Copy the lines character for character, from the first one through the line containing "day-cell[interactable]: 27 xyxy=(671,280,763,317)", including both of those.

- Stored rows
-- begin --
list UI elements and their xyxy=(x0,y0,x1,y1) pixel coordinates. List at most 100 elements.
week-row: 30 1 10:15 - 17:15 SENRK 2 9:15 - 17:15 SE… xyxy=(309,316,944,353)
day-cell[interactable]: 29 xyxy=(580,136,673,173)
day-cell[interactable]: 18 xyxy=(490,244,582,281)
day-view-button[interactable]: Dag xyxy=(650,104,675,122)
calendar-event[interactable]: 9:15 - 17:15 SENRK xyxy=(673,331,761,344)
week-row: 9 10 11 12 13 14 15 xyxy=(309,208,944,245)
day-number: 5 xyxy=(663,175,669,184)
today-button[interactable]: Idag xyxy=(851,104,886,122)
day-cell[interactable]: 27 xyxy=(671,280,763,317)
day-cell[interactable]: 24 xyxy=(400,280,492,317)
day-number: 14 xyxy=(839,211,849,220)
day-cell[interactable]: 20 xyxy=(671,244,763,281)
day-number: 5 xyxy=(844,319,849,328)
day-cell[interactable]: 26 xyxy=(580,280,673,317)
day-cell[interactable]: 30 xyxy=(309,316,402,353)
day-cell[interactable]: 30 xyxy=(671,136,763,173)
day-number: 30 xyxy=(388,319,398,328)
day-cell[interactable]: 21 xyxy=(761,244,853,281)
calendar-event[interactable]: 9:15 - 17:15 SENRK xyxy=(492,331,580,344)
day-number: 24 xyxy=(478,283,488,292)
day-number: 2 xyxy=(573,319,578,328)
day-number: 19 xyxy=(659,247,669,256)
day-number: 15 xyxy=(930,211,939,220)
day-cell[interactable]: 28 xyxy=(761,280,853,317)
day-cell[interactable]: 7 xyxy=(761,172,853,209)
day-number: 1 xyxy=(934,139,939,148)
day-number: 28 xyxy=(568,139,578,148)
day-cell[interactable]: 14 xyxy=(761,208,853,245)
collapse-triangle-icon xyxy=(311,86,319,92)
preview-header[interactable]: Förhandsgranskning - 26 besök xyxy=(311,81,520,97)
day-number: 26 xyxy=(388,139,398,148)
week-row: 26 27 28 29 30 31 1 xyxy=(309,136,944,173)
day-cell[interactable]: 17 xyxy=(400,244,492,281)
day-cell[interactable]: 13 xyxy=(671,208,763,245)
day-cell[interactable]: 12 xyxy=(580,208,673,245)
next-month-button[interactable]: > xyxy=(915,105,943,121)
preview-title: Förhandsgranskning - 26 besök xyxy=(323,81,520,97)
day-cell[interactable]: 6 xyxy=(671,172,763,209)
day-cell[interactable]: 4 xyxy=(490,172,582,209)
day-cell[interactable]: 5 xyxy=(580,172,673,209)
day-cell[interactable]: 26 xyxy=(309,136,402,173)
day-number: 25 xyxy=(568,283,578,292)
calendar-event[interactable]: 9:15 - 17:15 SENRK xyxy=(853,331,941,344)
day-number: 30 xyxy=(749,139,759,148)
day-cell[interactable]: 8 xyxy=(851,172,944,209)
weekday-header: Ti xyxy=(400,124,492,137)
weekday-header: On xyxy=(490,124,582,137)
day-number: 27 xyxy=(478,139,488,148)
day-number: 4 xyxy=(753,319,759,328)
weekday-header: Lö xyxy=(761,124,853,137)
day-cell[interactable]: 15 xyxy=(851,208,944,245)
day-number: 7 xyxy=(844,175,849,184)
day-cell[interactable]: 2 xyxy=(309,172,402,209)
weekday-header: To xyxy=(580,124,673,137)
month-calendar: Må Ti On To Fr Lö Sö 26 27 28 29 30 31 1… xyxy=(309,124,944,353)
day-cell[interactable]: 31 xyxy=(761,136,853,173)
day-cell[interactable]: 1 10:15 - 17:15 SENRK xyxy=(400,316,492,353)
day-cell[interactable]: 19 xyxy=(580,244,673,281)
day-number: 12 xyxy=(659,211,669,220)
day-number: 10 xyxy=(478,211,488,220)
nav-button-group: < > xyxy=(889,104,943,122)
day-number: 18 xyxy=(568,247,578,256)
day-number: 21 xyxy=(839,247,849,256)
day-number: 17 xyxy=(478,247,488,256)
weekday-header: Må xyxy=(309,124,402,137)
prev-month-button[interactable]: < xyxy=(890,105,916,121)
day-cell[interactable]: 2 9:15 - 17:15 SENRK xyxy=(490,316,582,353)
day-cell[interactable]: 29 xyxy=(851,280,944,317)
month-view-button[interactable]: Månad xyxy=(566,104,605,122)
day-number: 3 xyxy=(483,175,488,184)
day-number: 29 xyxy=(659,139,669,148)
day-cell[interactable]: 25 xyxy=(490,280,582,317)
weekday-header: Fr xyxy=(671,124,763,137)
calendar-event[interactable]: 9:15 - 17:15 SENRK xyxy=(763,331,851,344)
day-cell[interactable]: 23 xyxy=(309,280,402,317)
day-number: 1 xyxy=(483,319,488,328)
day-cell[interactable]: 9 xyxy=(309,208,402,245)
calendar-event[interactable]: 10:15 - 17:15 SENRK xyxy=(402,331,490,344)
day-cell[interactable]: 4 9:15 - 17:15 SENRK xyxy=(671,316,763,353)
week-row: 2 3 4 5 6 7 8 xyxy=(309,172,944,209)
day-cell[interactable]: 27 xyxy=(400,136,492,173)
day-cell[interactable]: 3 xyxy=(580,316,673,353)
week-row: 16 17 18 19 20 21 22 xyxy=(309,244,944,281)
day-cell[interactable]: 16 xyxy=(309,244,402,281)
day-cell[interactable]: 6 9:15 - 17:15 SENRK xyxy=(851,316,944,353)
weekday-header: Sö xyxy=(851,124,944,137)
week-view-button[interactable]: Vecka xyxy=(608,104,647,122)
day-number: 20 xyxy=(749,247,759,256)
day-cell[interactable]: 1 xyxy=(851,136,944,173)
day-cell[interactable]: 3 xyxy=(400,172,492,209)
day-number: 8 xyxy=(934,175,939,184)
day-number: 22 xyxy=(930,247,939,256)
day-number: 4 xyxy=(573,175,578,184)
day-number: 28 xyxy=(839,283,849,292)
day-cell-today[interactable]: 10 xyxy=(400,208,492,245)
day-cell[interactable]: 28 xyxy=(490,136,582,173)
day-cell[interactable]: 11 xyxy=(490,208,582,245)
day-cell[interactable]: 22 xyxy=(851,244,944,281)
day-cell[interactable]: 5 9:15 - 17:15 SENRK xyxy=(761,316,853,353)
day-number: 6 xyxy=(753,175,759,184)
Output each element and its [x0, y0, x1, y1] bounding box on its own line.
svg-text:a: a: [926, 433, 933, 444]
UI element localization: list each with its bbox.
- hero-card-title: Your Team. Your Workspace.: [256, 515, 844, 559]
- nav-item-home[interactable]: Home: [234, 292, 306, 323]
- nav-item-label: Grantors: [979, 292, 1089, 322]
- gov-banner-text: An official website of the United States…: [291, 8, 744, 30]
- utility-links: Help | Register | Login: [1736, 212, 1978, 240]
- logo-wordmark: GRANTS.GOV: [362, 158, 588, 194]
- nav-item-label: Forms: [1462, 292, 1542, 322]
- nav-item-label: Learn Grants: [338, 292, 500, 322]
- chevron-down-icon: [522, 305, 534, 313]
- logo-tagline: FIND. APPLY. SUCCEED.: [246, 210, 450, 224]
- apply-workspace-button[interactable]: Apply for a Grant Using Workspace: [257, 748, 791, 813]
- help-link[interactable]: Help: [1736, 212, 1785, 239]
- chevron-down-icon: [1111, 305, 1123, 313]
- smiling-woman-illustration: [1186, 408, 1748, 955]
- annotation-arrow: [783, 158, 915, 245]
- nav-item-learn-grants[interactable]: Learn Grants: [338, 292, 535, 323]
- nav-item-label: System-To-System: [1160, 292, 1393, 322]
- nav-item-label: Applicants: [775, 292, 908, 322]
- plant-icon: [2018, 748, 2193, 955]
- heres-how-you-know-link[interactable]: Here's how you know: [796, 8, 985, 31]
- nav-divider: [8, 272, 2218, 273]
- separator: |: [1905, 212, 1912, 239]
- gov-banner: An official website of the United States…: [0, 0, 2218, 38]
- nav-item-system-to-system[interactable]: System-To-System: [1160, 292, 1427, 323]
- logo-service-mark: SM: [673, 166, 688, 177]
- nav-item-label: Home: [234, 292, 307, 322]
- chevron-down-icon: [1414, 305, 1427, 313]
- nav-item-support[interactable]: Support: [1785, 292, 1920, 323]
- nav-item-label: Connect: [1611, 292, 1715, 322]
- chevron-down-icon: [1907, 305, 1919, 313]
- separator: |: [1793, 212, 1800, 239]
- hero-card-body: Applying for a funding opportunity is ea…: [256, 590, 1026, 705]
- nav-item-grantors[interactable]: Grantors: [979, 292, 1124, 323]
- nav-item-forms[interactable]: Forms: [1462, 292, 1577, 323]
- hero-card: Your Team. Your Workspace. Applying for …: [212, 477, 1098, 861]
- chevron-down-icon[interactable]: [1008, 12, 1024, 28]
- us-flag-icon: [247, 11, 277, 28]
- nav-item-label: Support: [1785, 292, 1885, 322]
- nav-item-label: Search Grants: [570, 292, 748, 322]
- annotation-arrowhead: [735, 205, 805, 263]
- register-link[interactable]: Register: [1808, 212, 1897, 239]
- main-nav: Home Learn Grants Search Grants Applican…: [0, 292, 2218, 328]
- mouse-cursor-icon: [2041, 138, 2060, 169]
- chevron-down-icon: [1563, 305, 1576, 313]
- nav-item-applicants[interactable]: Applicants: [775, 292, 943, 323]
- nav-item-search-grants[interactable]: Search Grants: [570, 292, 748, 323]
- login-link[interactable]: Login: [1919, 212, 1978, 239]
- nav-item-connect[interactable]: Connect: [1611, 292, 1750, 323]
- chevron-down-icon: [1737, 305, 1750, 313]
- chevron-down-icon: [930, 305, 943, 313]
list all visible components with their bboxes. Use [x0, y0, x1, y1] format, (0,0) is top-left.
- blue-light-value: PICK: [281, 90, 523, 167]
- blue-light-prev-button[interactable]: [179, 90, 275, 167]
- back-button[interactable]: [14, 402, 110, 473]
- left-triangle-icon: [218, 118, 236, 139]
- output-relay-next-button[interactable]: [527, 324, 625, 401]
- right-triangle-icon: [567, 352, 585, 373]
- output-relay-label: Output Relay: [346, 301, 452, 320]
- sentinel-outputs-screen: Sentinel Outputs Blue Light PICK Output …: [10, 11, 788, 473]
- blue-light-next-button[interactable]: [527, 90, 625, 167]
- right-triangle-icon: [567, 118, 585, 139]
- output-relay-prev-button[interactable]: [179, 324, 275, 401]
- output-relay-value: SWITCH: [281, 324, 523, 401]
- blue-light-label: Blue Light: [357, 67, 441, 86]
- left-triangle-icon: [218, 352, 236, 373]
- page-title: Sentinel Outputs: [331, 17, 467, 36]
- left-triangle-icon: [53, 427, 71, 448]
-- end --
- Solution to this problem
list UI elements and their xyxy=(x0,y0,x1,y1) pixel coordinates. List at most 100 elements.
week-row: 30 1 10:15 - 17:15 SENRK 2 9:15 - 17:15 SE… xyxy=(309,316,944,353)
day-cell[interactable]: 29 xyxy=(580,136,673,173)
day-cell[interactable]: 18 xyxy=(490,244,582,281)
day-view-button[interactable]: Dag xyxy=(650,104,675,122)
calendar-event[interactable]: 9:15 - 17:15 SENRK xyxy=(673,331,761,344)
week-row: 9 10 11 12 13 14 15 xyxy=(309,208,944,245)
day-number: 5 xyxy=(663,175,669,184)
today-button[interactable]: Idag xyxy=(851,104,886,122)
day-cell[interactable]: 27 xyxy=(671,280,763,317)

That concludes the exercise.